[Task instructions] Restate the full listing word for word and leave the pictures out.

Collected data
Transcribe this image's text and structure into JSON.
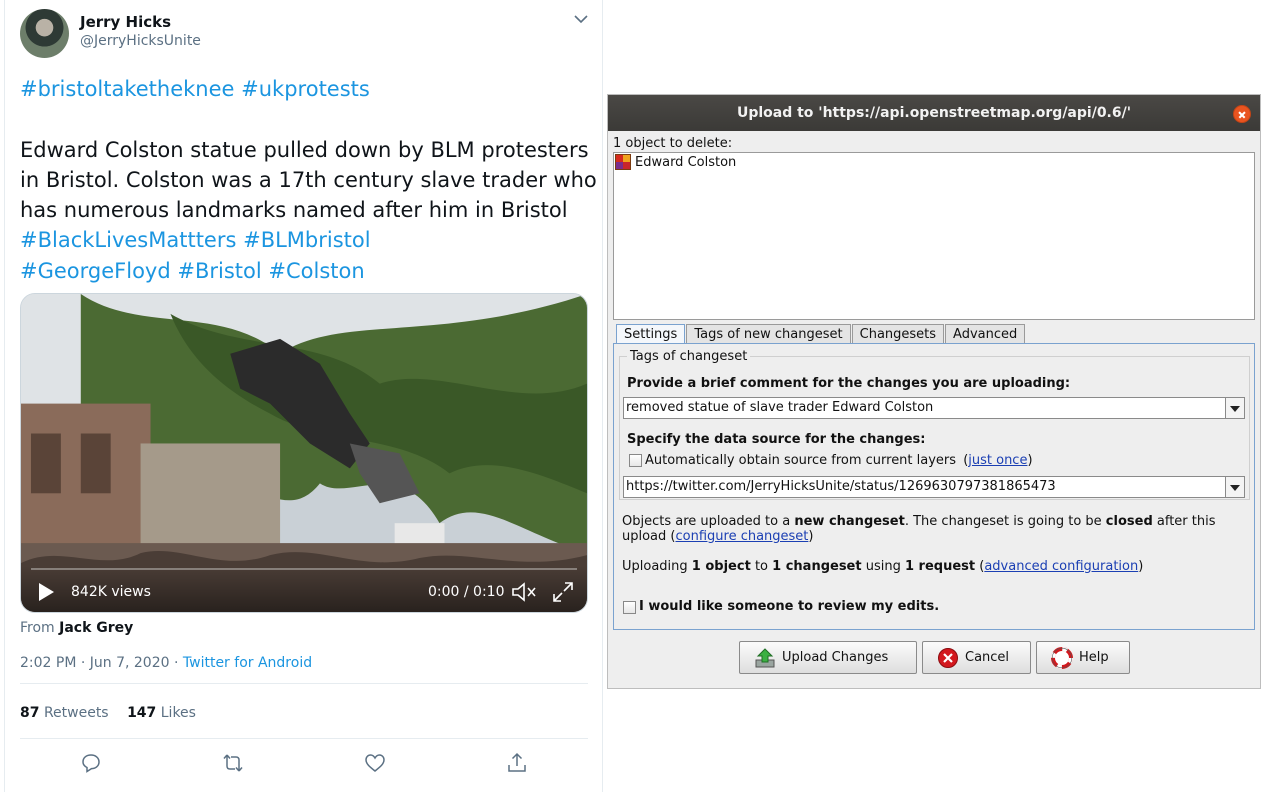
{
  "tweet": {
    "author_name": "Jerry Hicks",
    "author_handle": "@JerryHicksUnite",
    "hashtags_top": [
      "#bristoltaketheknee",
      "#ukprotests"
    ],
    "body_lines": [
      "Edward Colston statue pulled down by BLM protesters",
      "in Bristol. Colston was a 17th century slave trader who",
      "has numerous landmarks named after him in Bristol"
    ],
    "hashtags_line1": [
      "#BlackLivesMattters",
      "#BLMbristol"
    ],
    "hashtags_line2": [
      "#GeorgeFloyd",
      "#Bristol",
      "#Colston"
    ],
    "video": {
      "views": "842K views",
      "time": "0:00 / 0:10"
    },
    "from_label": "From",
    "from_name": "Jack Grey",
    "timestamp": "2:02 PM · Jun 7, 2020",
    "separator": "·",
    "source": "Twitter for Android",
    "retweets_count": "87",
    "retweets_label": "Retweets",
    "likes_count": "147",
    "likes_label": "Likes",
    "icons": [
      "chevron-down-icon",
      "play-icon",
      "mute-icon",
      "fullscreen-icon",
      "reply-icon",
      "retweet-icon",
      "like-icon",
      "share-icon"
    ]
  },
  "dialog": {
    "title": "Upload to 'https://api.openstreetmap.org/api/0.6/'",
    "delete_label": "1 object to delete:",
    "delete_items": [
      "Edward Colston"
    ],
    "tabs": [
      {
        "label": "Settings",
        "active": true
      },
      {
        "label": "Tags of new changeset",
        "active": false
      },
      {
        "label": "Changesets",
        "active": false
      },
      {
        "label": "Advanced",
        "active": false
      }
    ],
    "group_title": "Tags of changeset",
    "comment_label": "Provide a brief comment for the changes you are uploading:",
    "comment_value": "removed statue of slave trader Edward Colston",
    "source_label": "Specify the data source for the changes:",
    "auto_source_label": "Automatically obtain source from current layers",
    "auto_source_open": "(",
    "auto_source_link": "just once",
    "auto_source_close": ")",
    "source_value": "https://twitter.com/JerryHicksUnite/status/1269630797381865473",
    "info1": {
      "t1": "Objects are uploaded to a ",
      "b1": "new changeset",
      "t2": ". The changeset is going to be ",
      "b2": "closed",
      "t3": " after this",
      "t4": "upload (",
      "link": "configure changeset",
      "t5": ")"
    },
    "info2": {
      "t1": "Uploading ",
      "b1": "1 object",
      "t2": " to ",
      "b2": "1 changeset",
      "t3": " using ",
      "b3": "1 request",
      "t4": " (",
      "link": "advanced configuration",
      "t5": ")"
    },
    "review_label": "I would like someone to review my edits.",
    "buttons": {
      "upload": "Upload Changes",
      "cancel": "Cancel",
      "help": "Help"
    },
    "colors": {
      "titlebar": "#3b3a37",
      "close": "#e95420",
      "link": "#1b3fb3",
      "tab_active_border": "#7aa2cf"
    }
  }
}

[Exercise response]
Transcribe this image's text and structure into JSON.
{
  "tweet": {
    "author_name": "Jerry Hicks",
    "author_handle": "@JerryHicksUnite",
    "hashtags_top": [
      "#bristoltaketheknee",
      "#ukprotests"
    ],
    "body_lines": [
      "Edward Colston statue pulled down by BLM protesters",
      "in Bristol. Colston was a 17th century slave trader who",
      "has numerous landmarks named after him in Bristol"
    ],
    "hashtags_line1": [
      "#BlackLivesMattters",
      "#BLMbristol"
    ],
    "hashtags_line2": [
      "#GeorgeFloyd",
      "#Bristol",
      "#Colston"
    ],
    "video": {
      "views": "842K views",
      "time": "0:00 / 0:10"
    },
    "from_label": "From",
    "from_name": "Jack Grey",
    "timestamp": "2:02 PM · Jun 7, 2020",
    "separator": "·",
    "source": "Twitter for Android",
    "retweets_count": "87",
    "retweets_label": "Retweets",
    "likes_count": "147",
    "likes_label": "Likes",
    "icons": [
      "chevron-down-icon",
      "play-icon",
      "mute-icon",
      "fullscreen-icon",
      "reply-icon",
      "retweet-icon",
      "like-icon",
      "share-icon"
    ]
  },
  "dialog": {
    "title": "Upload to 'https://api.openstreetmap.org/api/0.6/'",
    "delete_label": "1 object to delete:",
    "delete_items": [
      "Edward Colston"
    ],
    "tabs": [
      {
        "label": "Settings",
        "active": true
      },
      {
        "label": "Tags of new changeset",
        "active": false
      },
      {
        "label": "Changesets",
        "active": false
      },
      {
        "label": "Advanced",
        "active": false
      }
    ],
    "group_title": "Tags of changeset",
    "comment_label": "Provide a brief comment for the changes you are uploading:",
    "comment_value": "removed statue of slave trader Edward Colston",
    "source_label": "Specify the data source for the changes:",
    "auto_source_label": "Automatically obtain source from current layers",
    "auto_source_open": "(",
    "auto_source_link": "just once",
    "auto_source_close": ")",
    "source_value": "https://twitter.com/JerryHicksUnite/status/1269630797381865473",
    "info1": {
      "t1": "Objects are uploaded to a ",
      "b1": "new changeset",
      "t2": ". The changeset is going to be ",
      "b2": "closed",
      "t3": " after this",
      "t4": "upload (",
      "link": "configure changeset",
      "t5": ")"
    },
    "info2": {
      "t1": "Uploading ",
      "b1": "1 object",
      "t2": " to ",
      "b2": "1 changeset",
      "t3": " using ",
      "b3": "1 request",
      "t4": " (",
      "link": "advanced configuration",
      "t5": ")"
    },
    "review_label": "I would like someone to review my edits.",
    "buttons": {
      "upload": "Upload Changes",
      "cancel": "Cancel",
      "help": "Help"
    },
    "colors": {
      "titlebar": "#3b3a37",
      "close": "#e95420",
      "link": "#1b3fb3",
      "tab_active_border": "#7aa2cf"
    }
  }
}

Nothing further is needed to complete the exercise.